- **Requirements**: Retype everything in the listing, leaving each line exactly as it is.

(Data entries)

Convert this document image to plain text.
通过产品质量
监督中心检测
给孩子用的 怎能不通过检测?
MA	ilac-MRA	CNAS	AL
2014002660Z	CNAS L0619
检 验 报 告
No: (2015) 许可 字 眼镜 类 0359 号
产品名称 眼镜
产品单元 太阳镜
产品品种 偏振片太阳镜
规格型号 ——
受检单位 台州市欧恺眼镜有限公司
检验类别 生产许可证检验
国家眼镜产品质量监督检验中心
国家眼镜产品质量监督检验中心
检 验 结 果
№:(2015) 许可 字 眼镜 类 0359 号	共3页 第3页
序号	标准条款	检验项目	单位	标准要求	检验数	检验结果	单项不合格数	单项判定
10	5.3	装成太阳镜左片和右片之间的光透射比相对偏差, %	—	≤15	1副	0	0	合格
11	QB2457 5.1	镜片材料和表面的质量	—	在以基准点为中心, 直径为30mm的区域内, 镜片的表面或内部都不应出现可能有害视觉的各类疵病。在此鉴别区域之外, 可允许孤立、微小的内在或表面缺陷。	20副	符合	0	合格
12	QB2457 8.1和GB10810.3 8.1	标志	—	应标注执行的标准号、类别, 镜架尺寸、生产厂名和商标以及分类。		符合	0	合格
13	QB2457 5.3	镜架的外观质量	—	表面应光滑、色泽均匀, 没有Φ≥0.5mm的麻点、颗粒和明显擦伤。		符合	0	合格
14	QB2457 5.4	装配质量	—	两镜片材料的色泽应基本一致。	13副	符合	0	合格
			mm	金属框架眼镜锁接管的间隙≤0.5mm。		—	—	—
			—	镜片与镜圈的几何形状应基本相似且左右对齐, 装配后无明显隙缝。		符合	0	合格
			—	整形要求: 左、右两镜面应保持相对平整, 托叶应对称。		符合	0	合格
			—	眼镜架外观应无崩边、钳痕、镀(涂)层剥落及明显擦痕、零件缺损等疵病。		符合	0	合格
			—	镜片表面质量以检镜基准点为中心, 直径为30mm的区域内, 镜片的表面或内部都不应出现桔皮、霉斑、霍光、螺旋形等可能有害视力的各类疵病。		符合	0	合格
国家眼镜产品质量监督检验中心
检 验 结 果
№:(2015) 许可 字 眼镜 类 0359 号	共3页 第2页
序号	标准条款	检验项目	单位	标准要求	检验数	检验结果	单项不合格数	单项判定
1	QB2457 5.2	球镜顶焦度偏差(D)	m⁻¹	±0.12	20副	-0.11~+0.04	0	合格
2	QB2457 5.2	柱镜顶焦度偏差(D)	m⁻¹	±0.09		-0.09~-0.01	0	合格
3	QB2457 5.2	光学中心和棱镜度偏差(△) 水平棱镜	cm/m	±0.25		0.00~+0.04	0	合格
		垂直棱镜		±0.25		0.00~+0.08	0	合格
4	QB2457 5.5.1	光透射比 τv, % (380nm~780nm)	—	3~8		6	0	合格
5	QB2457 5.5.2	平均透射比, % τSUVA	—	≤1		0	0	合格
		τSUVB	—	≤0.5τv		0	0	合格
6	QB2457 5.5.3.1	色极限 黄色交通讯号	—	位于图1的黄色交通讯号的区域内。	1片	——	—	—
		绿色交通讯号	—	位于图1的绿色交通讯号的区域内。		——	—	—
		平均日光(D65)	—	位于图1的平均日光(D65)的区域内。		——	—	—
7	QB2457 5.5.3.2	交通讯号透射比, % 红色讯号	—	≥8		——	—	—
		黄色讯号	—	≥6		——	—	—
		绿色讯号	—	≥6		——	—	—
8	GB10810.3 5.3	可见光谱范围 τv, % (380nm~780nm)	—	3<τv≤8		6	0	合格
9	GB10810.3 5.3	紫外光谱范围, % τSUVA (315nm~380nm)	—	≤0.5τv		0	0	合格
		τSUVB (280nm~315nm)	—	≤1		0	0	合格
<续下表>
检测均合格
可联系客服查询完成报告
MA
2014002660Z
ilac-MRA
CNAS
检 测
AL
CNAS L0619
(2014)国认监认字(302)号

- **Result for this exercise**:
Convert this document image to plain text.
通过产品质量
监督中心检测
给孩子用的 怎能不通过检测?
MA	ilac-MRA	CNAS	AL
2014002660Z	CNAS L0619
检 验 报 告
No: (2015) 许可 字 眼镜 类 0359 号
产品名称 眼镜
产品单元 太阳镜
产品品种 偏振片太阳镜
规格型号 ——
受检单位 台州市欧恺眼镜有限公司
检验类别 生产许可证检验
国家眼镜产品质量监督检验中心
国家眼镜产品质量监督检验中心
检 验 结 果
№:(2015) 许可 字 眼镜 类 0359 号	共3页 第3页
序号	标准条款	检验项目	单位	标准要求	检验数	检验结果	单项不合格数	单项判定
10	5.3	装成太阳镜左片和右片之间的光透射比相对偏差, %	—	≤15	1副	0	0	合格
11	QB2457 5.1	镜片材料和表面的质量	—	在以基准点为中心, 直径为30mm的区域内, 镜片的表面或内部都不应出现可能有害视觉的各类疵病。在此鉴别区域之外, 可允许孤立、微小的内在或表面缺陷。	20副	符合	0	合格
12	QB2457 8.1和GB10810.3 8.1	标志	—	应标注执行的标准号、类别, 镜架尺寸、生产厂名和商标以及分类。		符合	0	合格
13	QB2457 5.3	镜架的外观质量	—	表面应光滑、色泽均匀, 没有Φ≥0.5mm的麻点、颗粒和明显擦伤。		符合	0	合格
14	QB2457 5.4	装配质量	—	两镜片材料的色泽应基本一致。	13副	符合	0	合格
			mm	金属框架眼镜锁接管的间隙≤0.5mm。		—	—	—
			—	镜片与镜圈的几何形状应基本相似且左右对齐, 装配后无明显隙缝。		符合	0	合格
			—	整形要求: 左、右两镜面应保持相对平整, 托叶应对称。		符合	0	合格
			—	眼镜架外观应无崩边、钳痕、镀(涂)层剥落及明显擦痕、零件缺损等疵病。		符合	0	合格
			—	镜片表面质量以检镜基准点为中心, 直径为30mm的区域内, 镜片的表面或内部都不应出现桔皮、霉斑、霍光、螺旋形等可能有害视力的各类疵病。		符合	0	合格
国家眼镜产品质量监督检验中心
检 验 结 果
№:(2015) 许可 字 眼镜 类 0359 号	共3页 第2页
序号	标准条款	检验项目	单位	标准要求	检验数	检验结果	单项不合格数	单项判定
1	QB2457 5.2	球镜顶焦度偏差(D)	m⁻¹	±0.12	20副	-0.11~+0.04	0	合格
2	QB2457 5.2	柱镜顶焦度偏差(D)	m⁻¹	±0.09		-0.09~-0.01	0	合格
3	QB2457 5.2	光学中心和棱镜度偏差(△) 水平棱镜	cm/m	±0.25		0.00~+0.04	0	合格
		垂直棱镜		±0.25		0.00~+0.08	0	合格
4	QB2457 5.5.1	光透射比 τv, % (380nm~780nm)	—	3~8		6	0	合格
5	QB2457 5.5.2	平均透射比, % τSUVA	—	≤1		0	0	合格
		τSUVB	—	≤0.5τv		0	0	合格
6	QB2457 5.5.3.1	色极限 黄色交通讯号	—	位于图1的黄色交通讯号的区域内。	1片	——	—	—
		绿色交通讯号	—	位于图1的绿色交通讯号的区域内。		——	—	—
		平均日光(D65)	—	位于图1的平均日光(D65)的区域内。		——	—	—
7	QB2457 5.5.3.2	交通讯号透射比, % 红色讯号	—	≥8		——	—	—
		黄色讯号	—	≥6		——	—	—
		绿色讯号	—	≥6		——	—	—
8	GB10810.3 5.3	可见光谱范围 τv, % (380nm~780nm)	—	3<τv≤8		6	0	合格
9	GB10810.3 5.3	紫外光谱范围, % τSUVA (315nm~380nm)	—	≤0.5τv		0	0	合格
		τSUVB (280nm~315nm)	—	≤1		0	0	合格
<续下表>
检测均合格
可联系客服查询完成报告
MA
2014002660Z
ilac-MRA
CNAS
检 测
AL
CNAS L0619
(2014)国认监认字(302)号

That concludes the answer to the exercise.